▶ _PROBLEM_
All material below is to be reproduced exactly.

▶ _DATASET RECORDS_
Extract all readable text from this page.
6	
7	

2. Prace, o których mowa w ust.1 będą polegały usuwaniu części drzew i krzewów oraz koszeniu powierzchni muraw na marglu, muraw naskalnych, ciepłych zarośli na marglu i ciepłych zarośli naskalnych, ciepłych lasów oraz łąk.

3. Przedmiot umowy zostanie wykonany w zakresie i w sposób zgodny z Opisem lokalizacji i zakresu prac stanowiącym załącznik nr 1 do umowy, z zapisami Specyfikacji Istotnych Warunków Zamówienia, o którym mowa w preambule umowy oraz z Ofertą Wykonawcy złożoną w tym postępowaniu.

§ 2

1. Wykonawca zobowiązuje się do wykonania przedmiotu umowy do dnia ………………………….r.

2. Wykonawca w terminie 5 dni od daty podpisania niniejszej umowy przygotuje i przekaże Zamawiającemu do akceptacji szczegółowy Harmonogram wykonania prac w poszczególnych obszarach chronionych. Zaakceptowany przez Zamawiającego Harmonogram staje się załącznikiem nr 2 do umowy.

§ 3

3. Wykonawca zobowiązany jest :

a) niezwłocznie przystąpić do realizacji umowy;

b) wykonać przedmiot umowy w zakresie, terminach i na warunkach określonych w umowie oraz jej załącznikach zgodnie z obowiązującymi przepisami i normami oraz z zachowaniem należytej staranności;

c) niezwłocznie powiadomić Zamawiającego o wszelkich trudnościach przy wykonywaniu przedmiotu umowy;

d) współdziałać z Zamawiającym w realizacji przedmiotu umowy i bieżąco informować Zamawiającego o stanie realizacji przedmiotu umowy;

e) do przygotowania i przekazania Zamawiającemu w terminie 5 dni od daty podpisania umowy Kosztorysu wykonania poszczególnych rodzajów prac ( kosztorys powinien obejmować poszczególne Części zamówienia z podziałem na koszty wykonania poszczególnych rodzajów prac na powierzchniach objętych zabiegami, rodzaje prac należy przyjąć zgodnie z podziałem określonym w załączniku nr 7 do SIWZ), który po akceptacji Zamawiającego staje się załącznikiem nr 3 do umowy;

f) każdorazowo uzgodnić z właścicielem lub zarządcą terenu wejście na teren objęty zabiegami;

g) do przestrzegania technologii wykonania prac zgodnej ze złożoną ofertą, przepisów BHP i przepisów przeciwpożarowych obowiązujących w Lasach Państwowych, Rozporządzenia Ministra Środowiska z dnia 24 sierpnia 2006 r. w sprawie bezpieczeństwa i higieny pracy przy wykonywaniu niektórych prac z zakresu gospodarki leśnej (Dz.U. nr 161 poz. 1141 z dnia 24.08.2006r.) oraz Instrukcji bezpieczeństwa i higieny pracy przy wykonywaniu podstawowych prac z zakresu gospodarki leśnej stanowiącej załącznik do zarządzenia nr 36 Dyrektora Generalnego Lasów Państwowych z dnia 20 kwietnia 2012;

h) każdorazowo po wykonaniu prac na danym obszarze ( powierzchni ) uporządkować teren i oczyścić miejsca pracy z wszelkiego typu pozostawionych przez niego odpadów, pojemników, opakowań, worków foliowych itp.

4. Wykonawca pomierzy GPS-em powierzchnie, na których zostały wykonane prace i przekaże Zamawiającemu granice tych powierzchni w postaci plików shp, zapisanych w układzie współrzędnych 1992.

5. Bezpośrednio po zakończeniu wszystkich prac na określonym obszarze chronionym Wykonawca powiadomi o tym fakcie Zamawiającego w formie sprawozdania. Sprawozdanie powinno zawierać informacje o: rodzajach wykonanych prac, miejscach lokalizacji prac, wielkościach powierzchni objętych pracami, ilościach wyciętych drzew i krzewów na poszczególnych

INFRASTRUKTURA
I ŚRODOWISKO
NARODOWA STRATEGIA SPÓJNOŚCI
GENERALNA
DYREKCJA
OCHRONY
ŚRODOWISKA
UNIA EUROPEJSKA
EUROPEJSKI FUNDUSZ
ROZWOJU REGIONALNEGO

▶ _EXERCISE ANSWER_
Extract all readable text from this page.
6	
7	

2. Prace, o których mowa w ust.1 będą polegały usuwaniu części drzew i krzewów oraz koszeniu powierzchni muraw na marglu, muraw naskalnych, ciepłych zarośli na marglu i ciepłych zarośli naskalnych, ciepłych lasów oraz łąk.

3. Przedmiot umowy zostanie wykonany w zakresie i w sposób zgodny z Opisem lokalizacji i zakresu prac stanowiącym załącznik nr 1 do umowy, z zapisami Specyfikacji Istotnych Warunków Zamówienia, o którym mowa w preambule umowy oraz z Ofertą Wykonawcy złożoną w tym postępowaniu.

§ 2

1. Wykonawca zobowiązuje się do wykonania przedmiotu umowy do dnia ………………………….r.

2. Wykonawca w terminie 5 dni od daty podpisania niniejszej umowy przygotuje i przekaże Zamawiającemu do akceptacji szczegółowy Harmonogram wykonania prac w poszczególnych obszarach chronionych. Zaakceptowany przez Zamawiającego Harmonogram staje się załącznikiem nr 2 do umowy.

§ 3

3. Wykonawca zobowiązany jest :

a) niezwłocznie przystąpić do realizacji umowy;

b) wykonać przedmiot umowy w zakresie, terminach i na warunkach określonych w umowie oraz jej załącznikach zgodnie z obowiązującymi przepisami i normami oraz z zachowaniem należytej staranności;

c) niezwłocznie powiadomić Zamawiającego o wszelkich trudnościach przy wykonywaniu przedmiotu umowy;

d) współdziałać z Zamawiającym w realizacji przedmiotu umowy i bieżąco informować Zamawiającego o stanie realizacji przedmiotu umowy;

e) do przygotowania i przekazania Zamawiającemu w terminie 5 dni od daty podpisania umowy Kosztorysu wykonania poszczególnych rodzajów prac ( kosztorys powinien obejmować poszczególne Części zamówienia z podziałem na koszty wykonania poszczególnych rodzajów prac na powierzchniach objętych zabiegami, rodzaje prac należy przyjąć zgodnie z podziałem określonym w załączniku nr 7 do SIWZ), który po akceptacji Zamawiającego staje się załącznikiem nr 3 do umowy;

f) każdorazowo uzgodnić z właścicielem lub zarządcą terenu wejście na teren objęty zabiegami;

g) do przestrzegania technologii wykonania prac zgodnej ze złożoną ofertą, przepisów BHP i przepisów przeciwpożarowych obowiązujących w Lasach Państwowych, Rozporządzenia Ministra Środowiska z dnia 24 sierpnia 2006 r. w sprawie bezpieczeństwa i higieny pracy przy wykonywaniu niektórych prac z zakresu gospodarki leśnej (Dz.U. nr 161 poz. 1141 z dnia 24.08.2006r.) oraz Instrukcji bezpieczeństwa i higieny pracy przy wykonywaniu podstawowych prac z zakresu gospodarki leśnej stanowiącej załącznik do zarządzenia nr 36 Dyrektora Generalnego Lasów Państwowych z dnia 20 kwietnia 2012;

h) każdorazowo po wykonaniu prac na danym obszarze ( powierzchni ) uporządkować teren i oczyścić miejsca pracy z wszelkiego typu pozostawionych przez niego odpadów, pojemników, opakowań, worków foliowych itp.

4. Wykonawca pomierzy GPS-em powierzchnie, na których zostały wykonane prace i przekaże Zamawiającemu granice tych powierzchni w postaci plików shp, zapisanych w układzie współrzędnych 1992.

5. Bezpośrednio po zakończeniu wszystkich prac na określonym obszarze chronionym Wykonawca powiadomi o tym fakcie Zamawiającego w formie sprawozdania. Sprawozdanie powinno zawierać informacje o: rodzajach wykonanych prac, miejscach lokalizacji prac, wielkościach powierzchni objętych pracami, ilościach wyciętych drzew i krzewów na poszczególnych

INFRASTRUKTURA
I ŚRODOWISKO
NARODOWA STRATEGIA SPÓJNOŚCI
GENERALNA
DYREKCJA
OCHRONY
ŚRODOWISKA
UNIA EUROPEJSKA
EUROPEJSKI FUNDUSZ
ROZWOJU REGIONALNEGO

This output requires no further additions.